Data records:
>>>>
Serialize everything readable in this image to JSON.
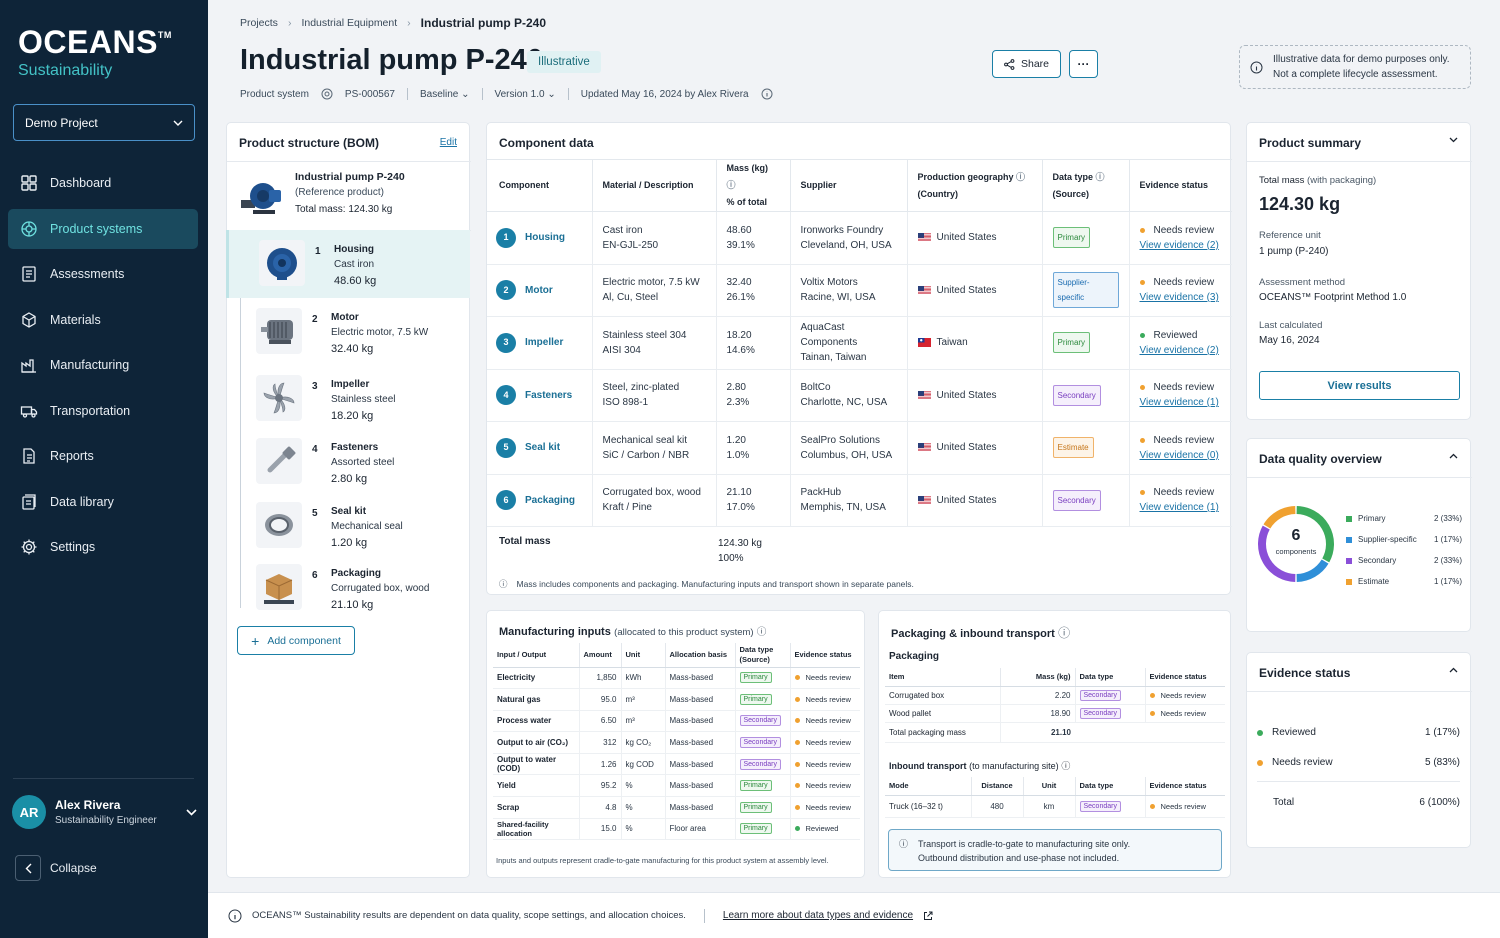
{
  "brand": {
    "name": "OCEANS",
    "tm": "TM",
    "sub": "Sustainability"
  },
  "project_select": "Demo Project",
  "nav": [
    "Dashboard",
    "Product systems",
    "Assessments",
    "Materials",
    "Manufacturing",
    "Transportation",
    "Reports",
    "Data library",
    "Settings"
  ],
  "user": {
    "initials": "AR",
    "name": "Alex Rivera",
    "role": "Sustainability Engineer"
  },
  "collapse": "Collapse",
  "breadcrumb": [
    "Projects",
    "Industrial Equipment",
    "Industrial pump P-240"
  ],
  "title": "Industrial pump P-240",
  "tag": "Illustrative",
  "meta": {
    "type": "Product system",
    "id": "PS-000567",
    "scenario": "Baseline",
    "version": "Version 1.0",
    "updated": "Updated May 16, 2024 by Alex Rivera"
  },
  "share": "Share",
  "more": "···",
  "notice": [
    "Illustrative data for demo purposes only.",
    "Not a complete lifecycle assessment."
  ],
  "bom": {
    "title": "Product structure (BOM)",
    "edit": "Edit",
    "root": {
      "name": "Industrial pump P-240",
      "note": "(Reference product)",
      "mass": "Total mass: 124.30 kg"
    },
    "items": [
      {
        "num": "1",
        "name": "Housing",
        "desc": "Cast iron",
        "mass": "48.60 kg"
      },
      {
        "num": "2",
        "name": "Motor",
        "desc": "Electric motor, 7.5 kW",
        "mass": "32.40 kg"
      },
      {
        "num": "3",
        "name": "Impeller",
        "desc": "Stainless steel",
        "mass": "18.20 kg"
      },
      {
        "num": "4",
        "name": "Fasteners",
        "desc": "Assorted steel",
        "mass": "2.80 kg"
      },
      {
        "num": "5",
        "name": "Seal kit",
        "desc": "Mechanical seal",
        "mass": "1.20 kg"
      },
      {
        "num": "6",
        "name": "Packaging",
        "desc": "Corrugated box, wood",
        "mass": "21.10 kg"
      }
    ],
    "add": "Add component"
  },
  "comp": {
    "title": "Component data",
    "headers": {
      "c1": "Component",
      "c2": "Material / Description",
      "c3a": "Mass (kg)",
      "c3b": "% of total",
      "c4": "Supplier",
      "c5a": "Production geography",
      "c5b": "(Country)",
      "c6a": "Data type",
      "c6b": "(Source)",
      "c7": "Evidence status"
    },
    "rows": [
      {
        "num": "1",
        "name": "Housing",
        "mat1": "Cast iron",
        "mat2": "EN-GJL-250",
        "mass": "48.60",
        "pct": "39.1%",
        "sup1": "Ironworks Foundry",
        "sup2": "Cleveland, OH, USA",
        "geo": "United States",
        "type": "Primary",
        "ev": "Needs review",
        "link": "View evidence (2)"
      },
      {
        "num": "2",
        "name": "Motor",
        "mat1": "Electric motor, 7.5 kW",
        "mat2": "Al, Cu, Steel",
        "mass": "32.40",
        "pct": "26.1%",
        "sup1": "Voltix Motors",
        "sup2": "Racine, WI, USA",
        "geo": "United States",
        "type": "Supplier-specific",
        "ev": "Needs review",
        "link": "View evidence (3)"
      },
      {
        "num": "3",
        "name": "Impeller",
        "mat1": "Stainless steel 304",
        "mat2": "AISI 304",
        "mass": "18.20",
        "pct": "14.6%",
        "sup1": "AquaCast Components",
        "sup2": "Tainan, Taiwan",
        "geo": "Taiwan",
        "type": "Primary",
        "ev": "Reviewed",
        "link": "View evidence (2)"
      },
      {
        "num": "4",
        "name": "Fasteners",
        "mat1": "Steel, zinc-plated",
        "mat2": "ISO 898-1",
        "mass": "2.80",
        "pct": "2.3%",
        "sup1": "BoltCo",
        "sup2": "Charlotte, NC, USA",
        "geo": "United States",
        "type": "Secondary",
        "ev": "Needs review",
        "link": "View evidence (1)"
      },
      {
        "num": "5",
        "name": "Seal kit",
        "mat1": "Mechanical seal kit",
        "mat2": "SiC / Carbon / NBR",
        "mass": "1.20",
        "pct": "1.0%",
        "sup1": "SealPro Solutions",
        "sup2": "Columbus, OH, USA",
        "geo": "United States",
        "type": "Estimate",
        "ev": "Needs review",
        "link": "View evidence (0)"
      },
      {
        "num": "6",
        "name": "Packaging",
        "mat1": "Corrugated box, wood",
        "mat2": "Kraft / Pine",
        "mass": "21.10",
        "pct": "17.0%",
        "sup1": "PackHub",
        "sup2": "Memphis, TN, USA",
        "geo": "United States",
        "type": "Secondary",
        "ev": "Needs review",
        "link": "View evidence (1)"
      }
    ],
    "total_label": "Total mass",
    "total_mass": "124.30 kg",
    "total_pct": "100%",
    "footnote": "Mass includes components and packaging. Manufacturing inputs and transport shown in separate panels."
  },
  "mfg": {
    "title": "Manufacturing inputs",
    "subtitle": "(allocated to this product system)",
    "headers": {
      "h1": "Input / Output",
      "h2": "Amount",
      "h3": "Unit",
      "h4": "Allocation basis",
      "h5a": "Data type",
      "h5b": "(Source)",
      "h6": "Evidence status"
    },
    "rows": [
      {
        "name": "Electricity",
        "amt": "1,850",
        "unit": "kWh",
        "basis": "Mass-based",
        "type": "Primary",
        "ev": "Needs review"
      },
      {
        "name": "Natural gas",
        "amt": "95.0",
        "unit": "m³",
        "basis": "Mass-based",
        "type": "Primary",
        "ev": "Needs review"
      },
      {
        "name": "Process water",
        "amt": "6.50",
        "unit": "m³",
        "basis": "Mass-based",
        "type": "Secondary",
        "ev": "Needs review"
      },
      {
        "name": "Output to air (CO₂)",
        "amt": "312",
        "unit": "kg CO₂",
        "basis": "Mass-based",
        "type": "Secondary",
        "ev": "Needs review"
      },
      {
        "name": "Output to water (COD)",
        "amt": "1.26",
        "unit": "kg COD",
        "basis": "Mass-based",
        "type": "Secondary",
        "ev": "Needs review"
      },
      {
        "name": "Yield",
        "amt": "95.2",
        "unit": "%",
        "basis": "Mass-based",
        "type": "Primary",
        "ev": "Needs review"
      },
      {
        "name": "Scrap",
        "amt": "4.8",
        "unit": "%",
        "basis": "Mass-based",
        "type": "Primary",
        "ev": "Needs review"
      },
      {
        "name": "Shared-facility allocation",
        "amt": "15.0",
        "unit": "%",
        "basis": "Floor area",
        "type": "Primary",
        "ev": "Reviewed"
      }
    ],
    "footnote": "Inputs and outputs represent cradle-to-gate manufacturing for this product system at assembly level."
  },
  "pack": {
    "title": "Packaging & inbound transport",
    "packaging_label": "Packaging",
    "ph": {
      "h1": "Item",
      "h2": "Mass (kg)",
      "h3": "Data type",
      "h4": "Evidence status"
    },
    "prows": [
      {
        "name": "Corrugated box",
        "mass": "2.20",
        "type": "Secondary",
        "ev": "Needs review"
      },
      {
        "name": "Wood pallet",
        "mass": "18.90",
        "type": "Secondary",
        "ev": "Needs review"
      }
    ],
    "ptotal_label": "Total packaging mass",
    "ptotal": "21.10",
    "transport_label": "Inbound transport",
    "transport_sub": "(to manufacturing site)",
    "th": {
      "h1": "Mode",
      "h2": "Distance",
      "h3": "Unit",
      "h4": "Data type",
      "h5": "Evidence status"
    },
    "trows": [
      {
        "mode": "Truck (16–32 t)",
        "dist": "480",
        "unit": "km",
        "type": "Secondary",
        "ev": "Needs review"
      }
    ],
    "info": [
      "Transport is cradle-to-gate to manufacturing site only.",
      "Outbound distribution and use-phase not included."
    ]
  },
  "summary": {
    "title": "Product summary",
    "mass_label": "Total mass",
    "mass_note": "(with packaging)",
    "mass": "124.30 kg",
    "ref_label": "Reference unit",
    "ref": "1 pump (P-240)",
    "method_label": "Assessment method",
    "method": "OCEANS™ Footprint Method 1.0",
    "calc_label": "Last calculated",
    "calc": "May 16, 2024",
    "button": "View results"
  },
  "dq": {
    "title": "Data quality overview",
    "count": "6",
    "count_label": "components",
    "legend": [
      {
        "name": "Primary",
        "value": "2 (33%)",
        "color": "#3bab5c",
        "n": 2
      },
      {
        "name": "Supplier-specific",
        "value": "1 (17%)",
        "color": "#2f8fd8",
        "n": 1
      },
      {
        "name": "Secondary",
        "value": "2 (33%)",
        "color": "#8a4fd8",
        "n": 2
      },
      {
        "name": "Estimate",
        "value": "1 (17%)",
        "color": "#f0a130",
        "n": 1
      }
    ]
  },
  "evstatus": {
    "title": "Evidence status",
    "rows": [
      {
        "name": "Reviewed",
        "value": "1 (17%)",
        "color": "#3bab5c"
      },
      {
        "name": "Needs review",
        "value": "5 (83%)",
        "color": "#f0a130"
      }
    ],
    "total_label": "Total",
    "total": "6 (100%)"
  },
  "footer": {
    "text": "OCEANS™ Sustainability results are dependent on data quality, scope settings, and allocation choices.",
    "link": "Learn more about data types and evidence"
  }
}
<<<<
Directions: Indicate how many lines of the material include the word "OCEANS"; the number alone is required.

Exercise answer: 3